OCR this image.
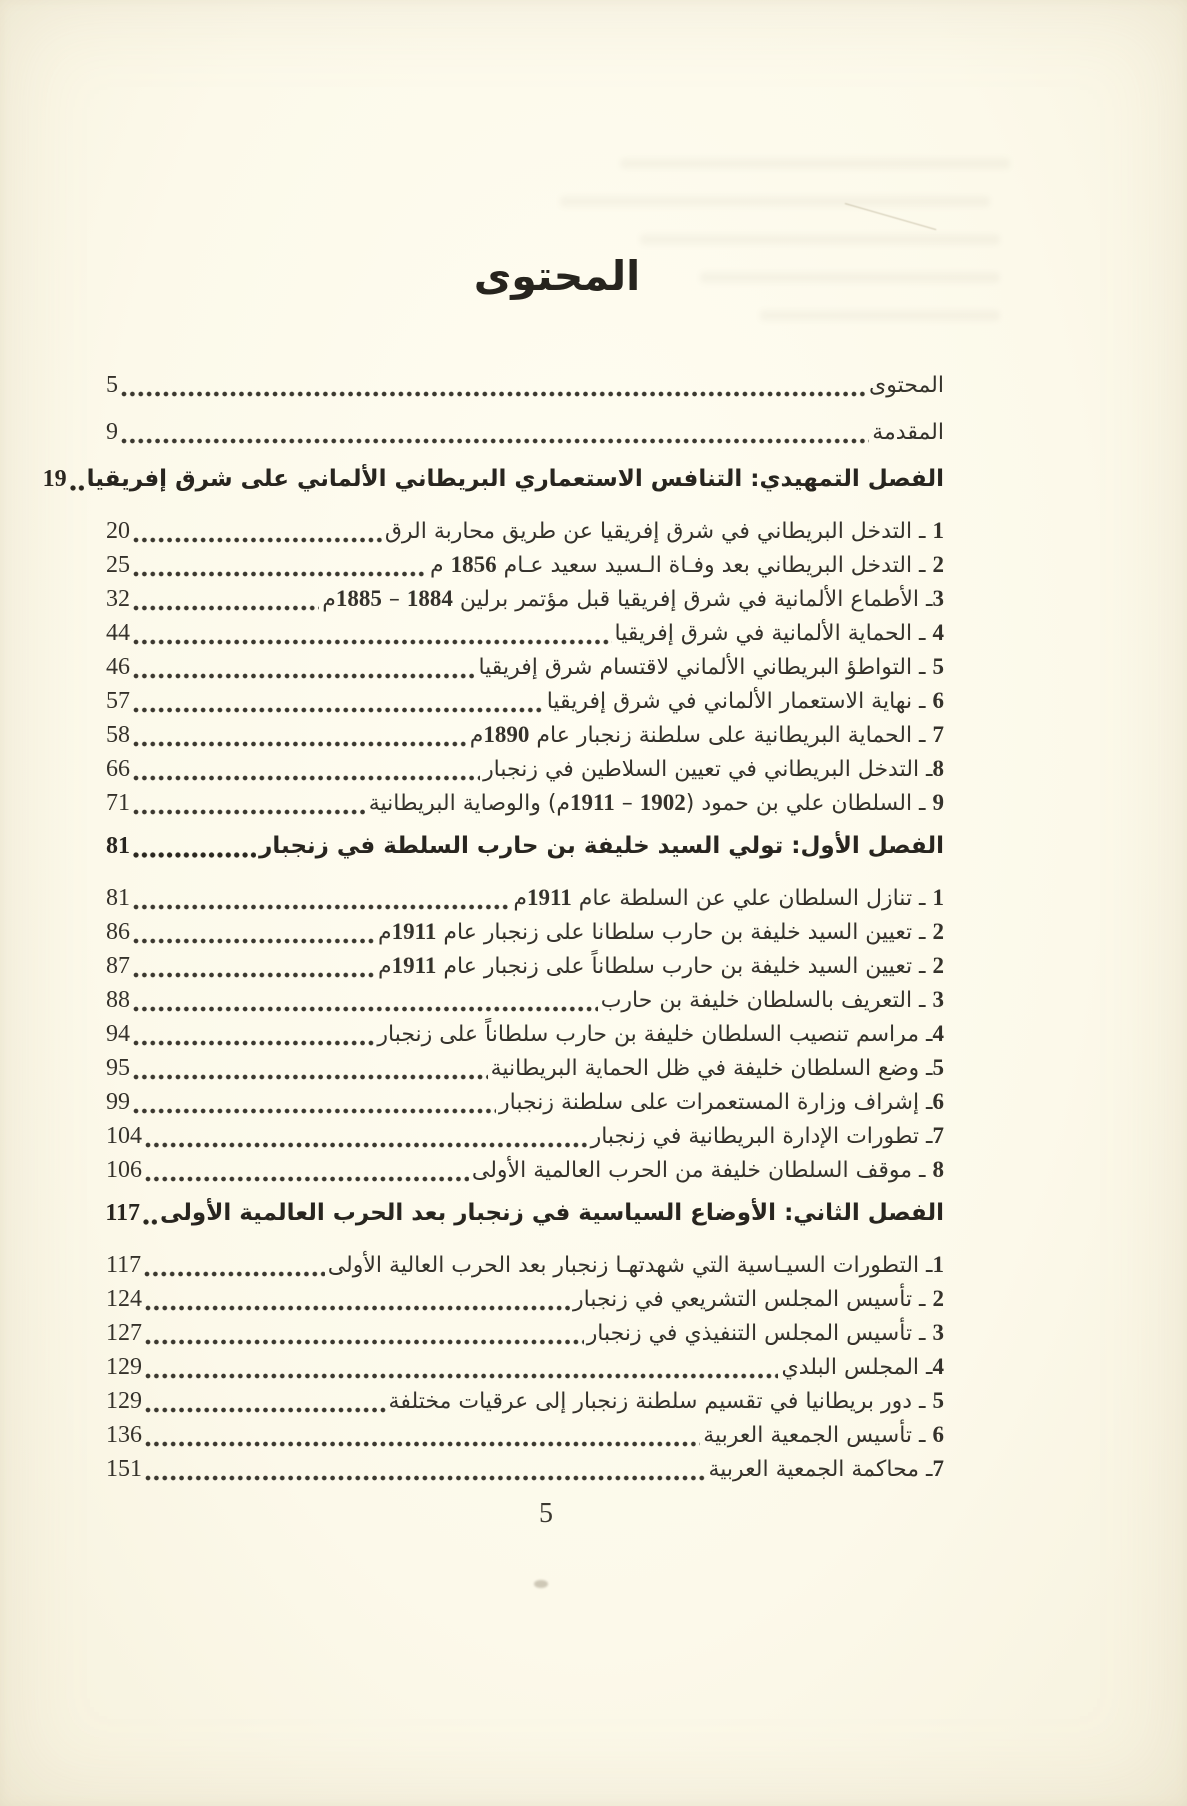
المحتوى
المحتوى
5
المقدمة
9
الفصل التمهيدي: التنافس الاستعماري البريطاني الألماني على شرق إفريقيا
19
1 ـ التدخل البريطاني في شرق إفريقيا عن طريق محاربة الرق
20
2 ـ التدخل البريطاني بعد وفـاة الـسيد سعيد عـام 1856 م
25
3ـ الأطماع الألمانية في شرق إفريقيا قبل مؤتمر برلين 1884 – 1885م
32
4 ـ الحماية الألمانية في شرق إفريقيا
44
5 ـ التواطؤ البريطاني الألماني لاقتسام شرق إفريقيا
46
6 ـ نهاية الاستعمار الألماني في شرق إفريقيا
57
7 ـ الحماية البريطانية على سلطنة زنجبار عام 1890م
58
8ـ التدخل البريطاني في تعيين السلاطين في زنجبار
66
9 ـ السلطان علي بن حمود (1902 – 1911م) والوصاية البريطانية
71
الفصل الأول: تولي السيد خليفة بن حارب السلطة في زنجبار
81
1 ـ تنازل السلطان علي عن السلطة عام 1911م
81
2 ـ تعيين السيد خليفة بن حارب سلطانا على زنجبار عام 1911م
86
2 ـ تعيين السيد خليفة بن حارب سلطاناً على زنجبار عام 1911م
87
3 ـ التعريف بالسلطان خليفة بن حارب
88
4ـ مراسم تنصيب السلطان خليفة بن حارب سلطاناً على زنجبار
94
5ـ وضع السلطان خليفة في ظل الحماية البريطانية
95
6ـ إشراف وزارة المستعمرات على سلطنة زنجبار
99
7ـ تطورات الإدارة البريطانية في زنجبار
104
8 ـ موقف السلطان خليفة من الحرب العالمية الأولى
106
الفصل الثاني: الأوضاع السياسية في زنجبار بعد الحرب العالمية الأولى
117
1ـ التطورات السيـاسية التي شهدتهـا زنجبار بعد الحرب العالية الأولى
117
2 ـ تأسيس المجلس التشريعي في زنجبار
124
3 ـ تأسيس المجلس التنفيذي في زنجبار
127
4ـ المجلس البلدي
129
5 ـ دور بريطانيا في تقسيم سلطنة زنجبار إلى عرقيات مختلفة
129
6 ـ تأسيس الجمعية العربية
136
7ـ محاكمة الجمعية العربية
151
5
+-------+
Written exercise:
Copy every line of the data word for word, omitting the images.

Task result:
OCR this image.
المحتوى
المحتوى
5
المقدمة
9
الفصل التمهيدي: التنافس الاستعماري البريطاني الألماني على شرق إفريقيا
19
1 ـ التدخل البريطاني في شرق إفريقيا عن طريق محاربة الرق
20
2 ـ التدخل البريطاني بعد وفـاة الـسيد سعيد عـام 1856 م
25
3ـ الأطماع الألمانية في شرق إفريقيا قبل مؤتمر برلين 1884 – 1885م
32
4 ـ الحماية الألمانية في شرق إفريقيا
44
5 ـ التواطؤ البريطاني الألماني لاقتسام شرق إفريقيا
46
6 ـ نهاية الاستعمار الألماني في شرق إفريقيا
57
7 ـ الحماية البريطانية على سلطنة زنجبار عام 1890م
58
8ـ التدخل البريطاني في تعيين السلاطين في زنجبار
66
9 ـ السلطان علي بن حمود (1902 – 1911م) والوصاية البريطانية
71
الفصل الأول: تولي السيد خليفة بن حارب السلطة في زنجبار
81
1 ـ تنازل السلطان علي عن السلطة عام 1911م
81
2 ـ تعيين السيد خليفة بن حارب سلطانا على زنجبار عام 1911م
86
2 ـ تعيين السيد خليفة بن حارب سلطاناً على زنجبار عام 1911م
87
3 ـ التعريف بالسلطان خليفة بن حارب
88
4ـ مراسم تنصيب السلطان خليفة بن حارب سلطاناً على زنجبار
94
5ـ وضع السلطان خليفة في ظل الحماية البريطانية
95
6ـ إشراف وزارة المستعمرات على سلطنة زنجبار
99
7ـ تطورات الإدارة البريطانية في زنجبار
104
8 ـ موقف السلطان خليفة من الحرب العالمية الأولى
106
الفصل الثاني: الأوضاع السياسية في زنجبار بعد الحرب العالمية الأولى
117
1ـ التطورات السيـاسية التي شهدتهـا زنجبار بعد الحرب العالية الأولى
117
2 ـ تأسيس المجلس التشريعي في زنجبار
124
3 ـ تأسيس المجلس التنفيذي في زنجبار
127
4ـ المجلس البلدي
129
5 ـ دور بريطانيا في تقسيم سلطنة زنجبار إلى عرقيات مختلفة
129
6 ـ تأسيس الجمعية العربية
136
7ـ محاكمة الجمعية العربية
151
5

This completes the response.